[Input for this task start]

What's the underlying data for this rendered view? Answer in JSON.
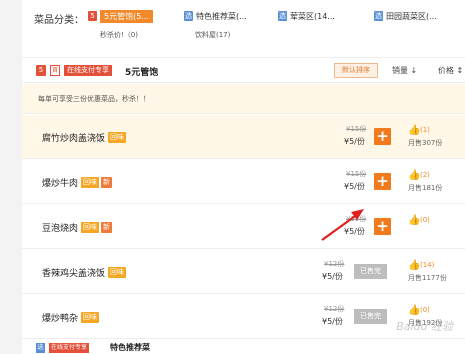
{
  "category_bar": {
    "label": "菜品分类：",
    "items": [
      {
        "badge": "5",
        "badge_color": "#e4513a",
        "label": "5元管饱(5...",
        "sub": "秒杀价!（0)",
        "active": true
      },
      {
        "badge": "选",
        "badge_color": "#5a8ed6",
        "label": "特色推荐菜(...",
        "sub": "饮料屋(17)",
        "active": false
      },
      {
        "badge": "选",
        "badge_color": "#5a8ed6",
        "label": "荤菜区(14...",
        "sub": "",
        "active": false
      },
      {
        "badge": "选",
        "badge_color": "#5a8ed6",
        "label": "田园蔬菜区(...",
        "sub": "",
        "active": false
      }
    ]
  },
  "section": {
    "badge": "5",
    "tag1": "首",
    "tag2": "在线支付专享",
    "title": "5元管饱",
    "sort_default": "默认排序",
    "sort_sales": "销量",
    "sort_price": "价格"
  },
  "notice": "每单可享受三份优惠菜品，秒杀！！",
  "dishes": [
    {
      "name": "腐竹炒肉盖浇饭",
      "hui": "回味",
      "xin": "",
      "old_price": "¥15份",
      "price": "¥5/份",
      "sold_out": false,
      "likes": "(1)",
      "monthly": "月售307份",
      "highlight": true
    },
    {
      "name": "爆炒牛肉",
      "hui": "回味",
      "xin": "新",
      "old_price": "¥15份",
      "price": "¥5/份",
      "sold_out": false,
      "likes": "(2)",
      "monthly": "月售181份",
      "highlight": false
    },
    {
      "name": "豆泡烧肉",
      "hui": "回味",
      "xin": "新",
      "old_price": "¥15份",
      "price": "¥5/份",
      "sold_out": false,
      "likes": "(0)",
      "monthly": "",
      "highlight": false
    },
    {
      "name": "香辣鸡尖盖浇饭",
      "hui": "回味",
      "xin": "",
      "old_price": "¥12份",
      "price": "¥5/份",
      "sold_out": true,
      "sold_label": "已售完",
      "likes": "(14)",
      "monthly": "月售1177份",
      "highlight": false
    },
    {
      "name": "爆炒鸭杂",
      "hui": "回味",
      "xin": "",
      "old_price": "¥12份",
      "price": "¥5/份",
      "sold_out": true,
      "sold_label": "已售完",
      "likes": "(0)",
      "monthly": "月售192份",
      "highlight": false
    }
  ],
  "next_section": {
    "badge": "选",
    "tag": "在线支付专享",
    "title": "特色推荐菜"
  },
  "watermark": "Baidu 经验",
  "colors": {
    "accent": "#f07a1c",
    "red": "#e4513a",
    "blue": "#5a8ed6",
    "highlight_bg": "#fff8e8",
    "arrow": "#e02020"
  }
}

[Input for this task end]

* [Written exercise]: Retype each entry precisely. Skip images entirely.

* [Response for this exercise]:
What's the underlying data for this rendered view? Answer in JSON.
{
  "category_bar": {
    "label": "菜品分类：",
    "items": [
      {
        "badge": "5",
        "badge_color": "#e4513a",
        "label": "5元管饱(5...",
        "sub": "秒杀价!（0)",
        "active": true
      },
      {
        "badge": "选",
        "badge_color": "#5a8ed6",
        "label": "特色推荐菜(...",
        "sub": "饮料屋(17)",
        "active": false
      },
      {
        "badge": "选",
        "badge_color": "#5a8ed6",
        "label": "荤菜区(14...",
        "sub": "",
        "active": false
      },
      {
        "badge": "选",
        "badge_color": "#5a8ed6",
        "label": "田园蔬菜区(...",
        "sub": "",
        "active": false
      }
    ]
  },
  "section": {
    "badge": "5",
    "tag1": "首",
    "tag2": "在线支付专享",
    "title": "5元管饱",
    "sort_default": "默认排序",
    "sort_sales": "销量",
    "sort_price": "价格"
  },
  "notice": "每单可享受三份优惠菜品，秒杀！！",
  "dishes": [
    {
      "name": "腐竹炒肉盖浇饭",
      "hui": "回味",
      "xin": "",
      "old_price": "¥15份",
      "price": "¥5/份",
      "sold_out": false,
      "likes": "(1)",
      "monthly": "月售307份",
      "highlight": true
    },
    {
      "name": "爆炒牛肉",
      "hui": "回味",
      "xin": "新",
      "old_price": "¥15份",
      "price": "¥5/份",
      "sold_out": false,
      "likes": "(2)",
      "monthly": "月售181份",
      "highlight": false
    },
    {
      "name": "豆泡烧肉",
      "hui": "回味",
      "xin": "新",
      "old_price": "¥15份",
      "price": "¥5/份",
      "sold_out": false,
      "likes": "(0)",
      "monthly": "",
      "highlight": false
    },
    {
      "name": "香辣鸡尖盖浇饭",
      "hui": "回味",
      "xin": "",
      "old_price": "¥12份",
      "price": "¥5/份",
      "sold_out": true,
      "sold_label": "已售完",
      "likes": "(14)",
      "monthly": "月售1177份",
      "highlight": false
    },
    {
      "name": "爆炒鸭杂",
      "hui": "回味",
      "xin": "",
      "old_price": "¥12份",
      "price": "¥5/份",
      "sold_out": true,
      "sold_label": "已售完",
      "likes": "(0)",
      "monthly": "月售192份",
      "highlight": false
    }
  ],
  "next_section": {
    "badge": "选",
    "tag": "在线支付专享",
    "title": "特色推荐菜"
  },
  "watermark": "Baidu 经验",
  "colors": {
    "accent": "#f07a1c",
    "red": "#e4513a",
    "blue": "#5a8ed6",
    "highlight_bg": "#fff8e8",
    "arrow": "#e02020"
  }
}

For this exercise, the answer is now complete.